● Required work
Output all lines exactly.
——————————
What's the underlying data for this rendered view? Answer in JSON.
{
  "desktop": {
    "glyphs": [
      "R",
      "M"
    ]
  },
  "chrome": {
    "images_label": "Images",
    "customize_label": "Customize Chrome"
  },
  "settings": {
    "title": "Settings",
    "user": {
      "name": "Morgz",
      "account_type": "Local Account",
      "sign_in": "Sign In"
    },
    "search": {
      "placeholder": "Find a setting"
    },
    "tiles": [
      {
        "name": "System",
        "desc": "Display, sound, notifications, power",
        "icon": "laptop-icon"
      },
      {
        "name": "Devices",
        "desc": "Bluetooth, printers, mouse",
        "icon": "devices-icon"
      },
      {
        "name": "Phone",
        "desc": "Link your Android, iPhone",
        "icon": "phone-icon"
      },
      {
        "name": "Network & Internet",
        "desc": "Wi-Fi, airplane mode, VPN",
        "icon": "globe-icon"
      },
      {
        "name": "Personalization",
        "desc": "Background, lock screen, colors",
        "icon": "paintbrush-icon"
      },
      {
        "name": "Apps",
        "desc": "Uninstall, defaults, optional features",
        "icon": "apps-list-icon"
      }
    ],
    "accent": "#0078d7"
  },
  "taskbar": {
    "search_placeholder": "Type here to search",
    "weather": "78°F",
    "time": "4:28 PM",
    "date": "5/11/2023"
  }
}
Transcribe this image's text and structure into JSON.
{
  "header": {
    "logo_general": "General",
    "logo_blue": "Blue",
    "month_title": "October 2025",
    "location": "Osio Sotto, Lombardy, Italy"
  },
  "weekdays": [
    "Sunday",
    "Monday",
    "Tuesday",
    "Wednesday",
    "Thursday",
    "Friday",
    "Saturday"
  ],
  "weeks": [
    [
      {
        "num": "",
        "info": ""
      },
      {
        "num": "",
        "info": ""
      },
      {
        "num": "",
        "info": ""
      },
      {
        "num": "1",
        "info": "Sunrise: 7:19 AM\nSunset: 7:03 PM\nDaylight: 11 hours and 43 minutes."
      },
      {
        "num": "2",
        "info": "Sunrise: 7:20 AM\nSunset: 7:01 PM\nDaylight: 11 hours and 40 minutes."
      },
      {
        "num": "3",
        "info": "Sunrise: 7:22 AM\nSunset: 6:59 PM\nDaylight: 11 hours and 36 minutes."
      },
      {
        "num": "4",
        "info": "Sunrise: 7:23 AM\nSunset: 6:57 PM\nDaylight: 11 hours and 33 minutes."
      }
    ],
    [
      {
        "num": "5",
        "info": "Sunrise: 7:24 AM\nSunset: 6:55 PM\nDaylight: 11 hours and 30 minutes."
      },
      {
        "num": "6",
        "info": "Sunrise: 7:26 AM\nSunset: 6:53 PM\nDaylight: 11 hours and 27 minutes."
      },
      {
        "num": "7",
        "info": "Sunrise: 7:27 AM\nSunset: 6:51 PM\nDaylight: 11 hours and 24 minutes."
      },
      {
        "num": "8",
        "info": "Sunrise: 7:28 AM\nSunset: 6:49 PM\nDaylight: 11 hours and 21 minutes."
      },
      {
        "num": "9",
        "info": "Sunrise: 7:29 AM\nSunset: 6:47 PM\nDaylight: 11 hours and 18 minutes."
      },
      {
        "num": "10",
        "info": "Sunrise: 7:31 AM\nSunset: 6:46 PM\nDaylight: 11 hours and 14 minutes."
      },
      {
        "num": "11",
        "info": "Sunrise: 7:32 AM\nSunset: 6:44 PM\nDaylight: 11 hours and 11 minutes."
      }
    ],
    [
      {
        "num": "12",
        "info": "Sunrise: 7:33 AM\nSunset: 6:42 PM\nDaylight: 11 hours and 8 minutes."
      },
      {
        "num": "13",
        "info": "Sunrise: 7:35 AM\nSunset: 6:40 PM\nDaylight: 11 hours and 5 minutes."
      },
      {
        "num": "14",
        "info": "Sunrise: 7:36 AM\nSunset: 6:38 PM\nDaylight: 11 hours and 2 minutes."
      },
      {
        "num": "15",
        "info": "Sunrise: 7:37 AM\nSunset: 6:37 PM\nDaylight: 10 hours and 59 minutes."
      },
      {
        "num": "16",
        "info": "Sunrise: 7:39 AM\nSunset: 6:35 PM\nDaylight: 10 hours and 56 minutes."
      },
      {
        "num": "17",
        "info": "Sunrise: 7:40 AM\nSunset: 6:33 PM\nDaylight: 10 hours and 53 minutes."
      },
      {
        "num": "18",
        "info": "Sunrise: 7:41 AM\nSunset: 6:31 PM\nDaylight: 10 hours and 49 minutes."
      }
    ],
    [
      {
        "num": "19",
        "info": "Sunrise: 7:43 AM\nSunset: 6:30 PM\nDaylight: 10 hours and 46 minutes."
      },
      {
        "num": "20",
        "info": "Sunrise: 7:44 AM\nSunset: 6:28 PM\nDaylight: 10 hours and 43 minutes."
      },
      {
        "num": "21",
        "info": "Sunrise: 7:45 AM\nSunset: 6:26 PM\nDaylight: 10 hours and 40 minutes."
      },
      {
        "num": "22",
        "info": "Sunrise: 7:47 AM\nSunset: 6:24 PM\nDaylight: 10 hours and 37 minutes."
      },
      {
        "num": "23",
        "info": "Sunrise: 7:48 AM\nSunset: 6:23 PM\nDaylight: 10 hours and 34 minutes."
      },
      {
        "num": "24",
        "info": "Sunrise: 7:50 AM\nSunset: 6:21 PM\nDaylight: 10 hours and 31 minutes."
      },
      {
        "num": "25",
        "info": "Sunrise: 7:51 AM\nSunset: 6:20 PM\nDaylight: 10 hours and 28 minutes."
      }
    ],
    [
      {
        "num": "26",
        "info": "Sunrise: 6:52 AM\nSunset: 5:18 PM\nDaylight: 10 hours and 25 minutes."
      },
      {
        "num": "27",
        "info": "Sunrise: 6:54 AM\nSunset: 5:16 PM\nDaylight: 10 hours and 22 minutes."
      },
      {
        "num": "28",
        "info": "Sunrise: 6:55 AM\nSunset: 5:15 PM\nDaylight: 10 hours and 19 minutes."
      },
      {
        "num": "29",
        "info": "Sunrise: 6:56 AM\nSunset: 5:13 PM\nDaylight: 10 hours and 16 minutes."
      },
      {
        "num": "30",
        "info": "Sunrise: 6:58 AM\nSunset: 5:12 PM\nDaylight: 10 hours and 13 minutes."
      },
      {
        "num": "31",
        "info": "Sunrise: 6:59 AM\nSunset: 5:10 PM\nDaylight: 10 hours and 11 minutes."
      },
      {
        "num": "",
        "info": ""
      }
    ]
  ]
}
——————————
● Result of the exercise
What's the underlying data for this rendered view? Answer in JSON.
{
  "desktop": {
    "glyphs": [
      "R",
      "M"
    ]
  },
  "chrome": {
    "images_label": "Images",
    "customize_label": "Customize Chrome"
  },
  "settings": {
    "title": "Settings",
    "user": {
      "name": "Morgz",
      "account_type": "Local Account",
      "sign_in": "Sign In"
    },
    "search": {
      "placeholder": "Find a setting"
    },
    "tiles": [
      {
        "name": "System",
        "desc": "Display, sound, notifications, power",
        "icon": "laptop-icon"
      },
      {
        "name": "Devices",
        "desc": "Bluetooth, printers, mouse",
        "icon": "devices-icon"
      },
      {
        "name": "Phone",
        "desc": "Link your Android, iPhone",
        "icon": "phone-icon"
      },
      {
        "name": "Network & Internet",
        "desc": "Wi-Fi, airplane mode, VPN",
        "icon": "globe-icon"
      },
      {
        "name": "Personalization",
        "desc": "Background, lock screen, colors",
        "icon": "paintbrush-icon"
      },
      {
        "name": "Apps",
        "desc": "Uninstall, defaults, optional features",
        "icon": "apps-list-icon"
      }
    ],
    "accent": "#0078d7"
  },
  "taskbar": {
    "search_placeholder": "Type here to search",
    "weather": "78°F",
    "time": "4:28 PM",
    "date": "5/11/2023"
  }
}
Transcribe this image's text and structure into JSON.
{
  "header": {
    "logo_general": "General",
    "logo_blue": "Blue",
    "month_title": "October 2025",
    "location": "Osio Sotto, Lombardy, Italy"
  },
  "weekdays": [
    "Sunday",
    "Monday",
    "Tuesday",
    "Wednesday",
    "Thursday",
    "Friday",
    "Saturday"
  ],
  "weeks": [
    [
      {
        "num": "",
        "info": ""
      },
      {
        "num": "",
        "info": ""
      },
      {
        "num": "",
        "info": ""
      },
      {
        "num": "1",
        "info": "Sunrise: 7:19 AM\nSunset: 7:03 PM\nDaylight: 11 hours and 43 minutes."
      },
      {
        "num": "2",
        "info": "Sunrise: 7:20 AM\nSunset: 7:01 PM\nDaylight: 11 hours and 40 minutes."
      },
      {
        "num": "3",
        "info": "Sunrise: 7:22 AM\nSunset: 6:59 PM\nDaylight: 11 hours and 36 minutes."
      },
      {
        "num": "4",
        "info": "Sunrise: 7:23 AM\nSunset: 6:57 PM\nDaylight: 11 hours and 33 minutes."
      }
    ],
    [
      {
        "num": "5",
        "info": "Sunrise: 7:24 AM\nSunset: 6:55 PM\nDaylight: 11 hours and 30 minutes."
      },
      {
        "num": "6",
        "info": "Sunrise: 7:26 AM\nSunset: 6:53 PM\nDaylight: 11 hours and 27 minutes."
      },
      {
        "num": "7",
        "info": "Sunrise: 7:27 AM\nSunset: 6:51 PM\nDaylight: 11 hours and 24 minutes."
      },
      {
        "num": "8",
        "info": "Sunrise: 7:28 AM\nSunset: 6:49 PM\nDaylight: 11 hours and 21 minutes."
      },
      {
        "num": "9",
        "info": "Sunrise: 7:29 AM\nSunset: 6:47 PM\nDaylight: 11 hours and 18 minutes."
      },
      {
        "num": "10",
        "info": "Sunrise: 7:31 AM\nSunset: 6:46 PM\nDaylight: 11 hours and 14 minutes."
      },
      {
        "num": "11",
        "info": "Sunrise: 7:32 AM\nSunset: 6:44 PM\nDaylight: 11 hours and 11 minutes."
      }
    ],
    [
      {
        "num": "12",
        "info": "Sunrise: 7:33 AM\nSunset: 6:42 PM\nDaylight: 11 hours and 8 minutes."
      },
      {
        "num": "13",
        "info": "Sunrise: 7:35 AM\nSunset: 6:40 PM\nDaylight: 11 hours and 5 minutes."
      },
      {
        "num": "14",
        "info": "Sunrise: 7:36 AM\nSunset: 6:38 PM\nDaylight: 11 hours and 2 minutes."
      },
      {
        "num": "15",
        "info": "Sunrise: 7:37 AM\nSunset: 6:37 PM\nDaylight: 10 hours and 59 minutes."
      },
      {
        "num": "16",
        "info": "Sunrise: 7:39 AM\nSunset: 6:35 PM\nDaylight: 10 hours and 56 minutes."
      },
      {
        "num": "17",
        "info": "Sunrise: 7:40 AM\nSunset: 6:33 PM\nDaylight: 10 hours and 53 minutes."
      },
      {
        "num": "18",
        "info": "Sunrise: 7:41 AM\nSunset: 6:31 PM\nDaylight: 10 hours and 49 minutes."
      }
    ],
    [
      {
        "num": "19",
        "info": "Sunrise: 7:43 AM\nSunset: 6:30 PM\nDaylight: 10 hours and 46 minutes."
      },
      {
        "num": "20",
        "info": "Sunrise: 7:44 AM\nSunset: 6:28 PM\nDaylight: 10 hours and 43 minutes."
      },
      {
        "num": "21",
        "info": "Sunrise: 7:45 AM\nSunset: 6:26 PM\nDaylight: 10 hours and 40 minutes."
      },
      {
        "num": "22",
        "info": "Sunrise: 7:47 AM\nSunset: 6:24 PM\nDaylight: 10 hours and 37 minutes."
      },
      {
        "num": "23",
        "info": "Sunrise: 7:48 AM\nSunset: 6:23 PM\nDaylight: 10 hours and 34 minutes."
      },
      {
        "num": "24",
        "info": "Sunrise: 7:50 AM\nSunset: 6:21 PM\nDaylight: 10 hours and 31 minutes."
      },
      {
        "num": "25",
        "info": "Sunrise: 7:51 AM\nSunset: 6:20 PM\nDaylight: 10 hours and 28 minutes."
      }
    ],
    [
      {
        "num": "26",
        "info": "Sunrise: 6:52 AM\nSunset: 5:18 PM\nDaylight: 10 hours and 25 minutes."
      },
      {
        "num": "27",
        "info": "Sunrise: 6:54 AM\nSunset: 5:16 PM\nDaylight: 10 hours and 22 minutes."
      },
      {
        "num": "28",
        "info": "Sunrise: 6:55 AM\nSunset: 5:15 PM\nDaylight: 10 hours and 19 minutes."
      },
      {
        "num": "29",
        "info": "Sunrise: 6:56 AM\nSunset: 5:13 PM\nDaylight: 10 hours and 16 minutes."
      },
      {
        "num": "30",
        "info": "Sunrise: 6:58 AM\nSunset: 5:12 PM\nDaylight: 10 hours and 13 minutes."
      },
      {
        "num": "31",
        "info": "Sunrise: 6:59 AM\nSunset: 5:10 PM\nDaylight: 10 hours and 11 minutes."
      },
      {
        "num": "",
        "info": ""
      }
    ]
  ]
}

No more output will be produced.